» The task
Which lines of the records contain the string "elements", matching case? Copy each of them in full.

» Dataset excerpts
## Begin

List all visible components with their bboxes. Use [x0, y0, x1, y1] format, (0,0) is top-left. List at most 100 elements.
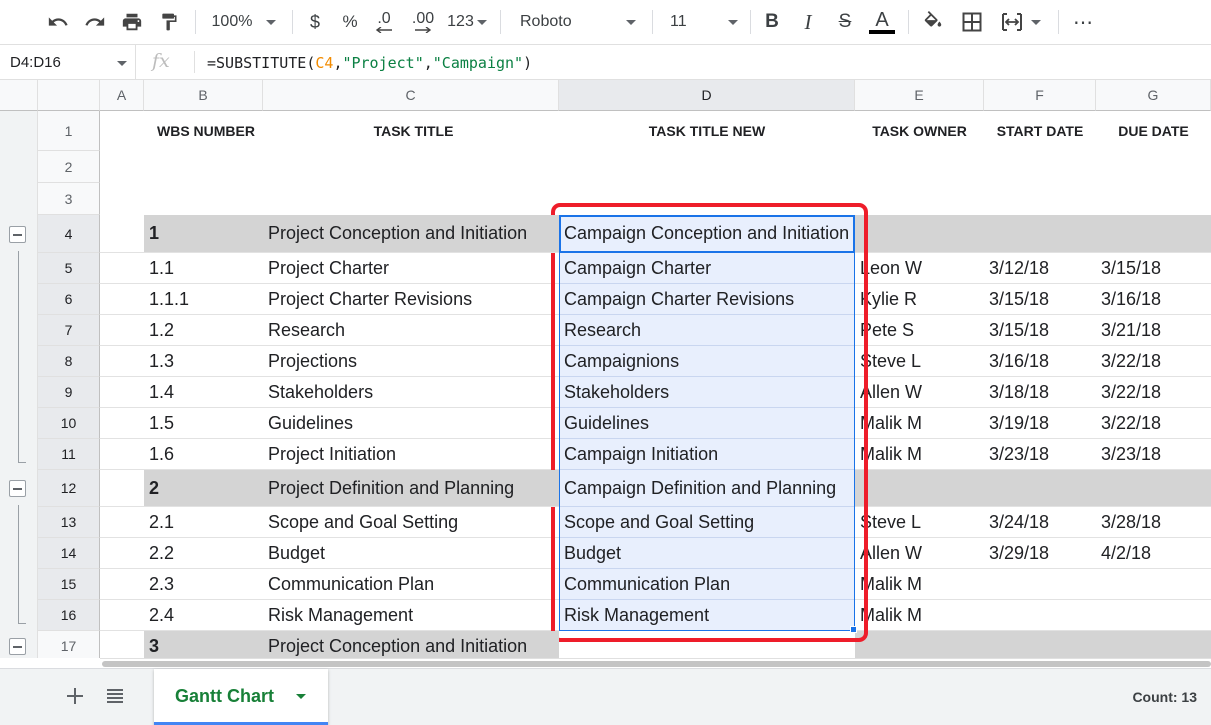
cell-d17[interactable]: [559, 631, 855, 658]
cell-c11[interactable]: Project Initiation: [263, 439, 559, 470]
column-header-f[interactable]: F: [984, 80, 1096, 111]
cell-f13[interactable]: 3/24/18: [984, 507, 1096, 538]
cell-c5[interactable]: Project Charter: [263, 253, 559, 284]
scrollbar-thumb[interactable]: [102, 661, 1211, 667]
column-header-e[interactable]: E: [855, 80, 984, 111]
cell-d13[interactable]: Scope and Goal Setting: [559, 507, 855, 538]
cell-c13[interactable]: Scope and Goal Setting: [263, 507, 559, 538]
all-sheets-button[interactable]: [104, 685, 126, 707]
cell-b15[interactable]: 2.3: [144, 569, 263, 600]
cell-a5[interactable]: [100, 253, 144, 284]
cell-c16[interactable]: Risk Management: [263, 600, 559, 631]
merge-cells-button[interactable]: [995, 8, 1047, 36]
cell-d1[interactable]: TASK TITLE NEW: [559, 111, 855, 151]
cell-g17[interactable]: [1096, 631, 1211, 658]
cell-e11[interactable]: Malik M: [855, 439, 984, 470]
cell-g3[interactable]: [1096, 183, 1211, 215]
cell-d11[interactable]: Campaign Initiation: [559, 439, 855, 470]
cell-e13[interactable]: Steve L: [855, 507, 984, 538]
cell-f5[interactable]: 3/12/18: [984, 253, 1096, 284]
cell-a7[interactable]: [100, 315, 144, 346]
row-header-11[interactable]: 11: [38, 439, 100, 470]
row-header-2[interactable]: 2: [38, 151, 100, 183]
cell-f2[interactable]: [984, 151, 1096, 183]
cell-b8[interactable]: 1.3: [144, 346, 263, 377]
cell-d10[interactable]: Guidelines: [559, 408, 855, 439]
row-header-8[interactable]: 8: [38, 346, 100, 377]
increase-decimal-button[interactable]: .00: [408, 8, 438, 36]
cell-d9[interactable]: Stakeholders: [559, 377, 855, 408]
cell-a4[interactable]: [100, 215, 144, 253]
zoom-select[interactable]: 100%: [205, 8, 283, 36]
font-size-select[interactable]: 11: [662, 8, 740, 36]
select-all-corner[interactable]: [38, 80, 100, 111]
cell-f4[interactable]: [984, 215, 1096, 253]
fill-handle[interactable]: [850, 626, 857, 633]
cell-a13[interactable]: [100, 507, 144, 538]
row-header-9[interactable]: 9: [38, 377, 100, 408]
cell-c4[interactable]: Project Conception and Initiation: [263, 215, 559, 253]
cell-a16[interactable]: [100, 600, 144, 631]
redo-icon[interactable]: [81, 8, 109, 36]
sheet-tab-gantt-chart[interactable]: Gantt Chart: [154, 669, 328, 725]
cell-c10[interactable]: Guidelines: [263, 408, 559, 439]
cell-e6[interactable]: Kylie R: [855, 284, 984, 315]
percent-format-button[interactable]: %: [337, 8, 363, 36]
row-header-17[interactable]: 17: [38, 631, 100, 658]
cell-g5[interactable]: 3/15/18: [1096, 253, 1211, 284]
cell-d16[interactable]: Risk Management: [559, 600, 855, 631]
cell-d12[interactable]: Campaign Definition and Planning: [559, 470, 855, 507]
horizontal-scrollbar[interactable]: [100, 658, 1211, 668]
cell-e14[interactable]: Allen W: [855, 538, 984, 569]
cell-e7[interactable]: Pete S: [855, 315, 984, 346]
cell-d15[interactable]: Communication Plan: [559, 569, 855, 600]
cell-e5[interactable]: Leon W: [855, 253, 984, 284]
cell-a10[interactable]: [100, 408, 144, 439]
cell-a15[interactable]: [100, 569, 144, 600]
cell-e2[interactable]: [855, 151, 984, 183]
cell-f12[interactable]: [984, 470, 1096, 507]
cell-g2[interactable]: [1096, 151, 1211, 183]
cell-g14[interactable]: 4/2/18: [1096, 538, 1211, 569]
cell-b7[interactable]: 1.2: [144, 315, 263, 346]
cell-f1[interactable]: START DATE: [984, 111, 1096, 151]
cell-g8[interactable]: 3/22/18: [1096, 346, 1211, 377]
cell-e15[interactable]: Malik M: [855, 569, 984, 600]
fill-color-icon[interactable]: [919, 8, 947, 36]
cell-c3[interactable]: [263, 183, 559, 215]
cell-b10[interactable]: 1.5: [144, 408, 263, 439]
bold-button[interactable]: B: [759, 8, 785, 36]
cell-e4[interactable]: [855, 215, 984, 253]
print-icon[interactable]: [118, 8, 146, 36]
italic-button[interactable]: I: [795, 8, 821, 36]
row-header-14[interactable]: 14: [38, 538, 100, 569]
row-header-10[interactable]: 10: [38, 408, 100, 439]
cell-d3[interactable]: [559, 183, 855, 215]
undo-icon[interactable]: [44, 8, 72, 36]
cell-b3[interactable]: [144, 183, 263, 215]
cell-a14[interactable]: [100, 538, 144, 569]
cell-f8[interactable]: 3/16/18: [984, 346, 1096, 377]
cell-a11[interactable]: [100, 439, 144, 470]
cell-a9[interactable]: [100, 377, 144, 408]
row-header-6[interactable]: 6: [38, 284, 100, 315]
borders-icon[interactable]: [958, 8, 986, 36]
cell-g6[interactable]: 3/16/18: [1096, 284, 1211, 315]
cell-b1[interactable]: WBS NUMBER: [144, 111, 263, 151]
more-formats-button[interactable]: 123: [446, 8, 488, 36]
cell-b5[interactable]: 1.1: [144, 253, 263, 284]
cell-g11[interactable]: 3/23/18: [1096, 439, 1211, 470]
cell-b2[interactable]: [144, 151, 263, 183]
cell-e3[interactable]: [855, 183, 984, 215]
cell-c9[interactable]: Stakeholders: [263, 377, 559, 408]
cell-g10[interactable]: 3/22/18: [1096, 408, 1211, 439]
cell-f7[interactable]: 3/15/18: [984, 315, 1096, 346]
cell-f17[interactable]: [984, 631, 1096, 658]
cell-d6[interactable]: Campaign Charter Revisions: [559, 284, 855, 315]
add-sheet-button[interactable]: [62, 683, 88, 709]
cell-c17[interactable]: Project Conception and Initiation: [263, 631, 559, 658]
cell-d2[interactable]: [559, 151, 855, 183]
cell-a12[interactable]: [100, 470, 144, 507]
cell-e9[interactable]: Allen W: [855, 377, 984, 408]
column-header-a[interactable]: A: [100, 80, 144, 111]
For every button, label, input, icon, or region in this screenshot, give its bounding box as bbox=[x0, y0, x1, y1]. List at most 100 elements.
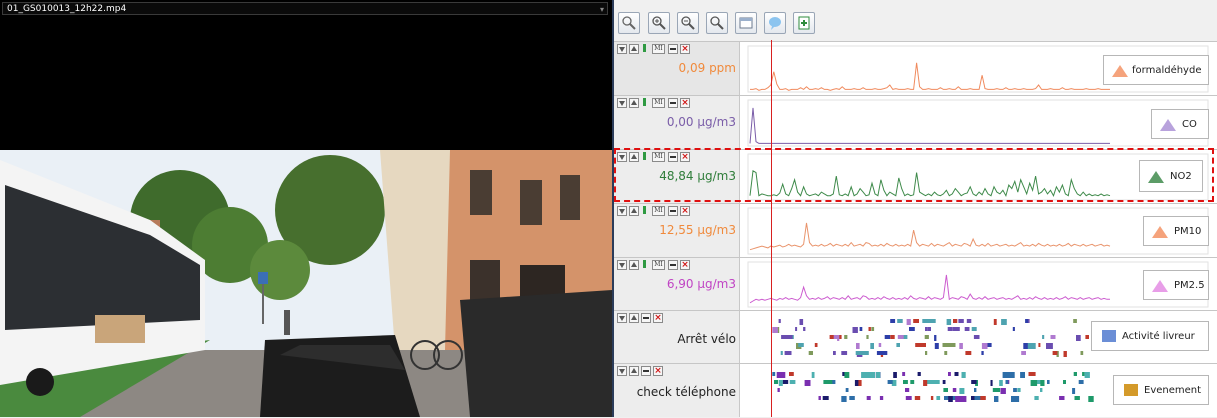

## End

» The result
List all visible components with their bboxes. Use [x0, y0, x1, y1] format, (0,0) is top-left. List at most 100 elements.
For every button, label, input, icon, or region in this screenshot, give its bounding box as bbox=[x0, y0, x1, y1]. List at most 100 elements.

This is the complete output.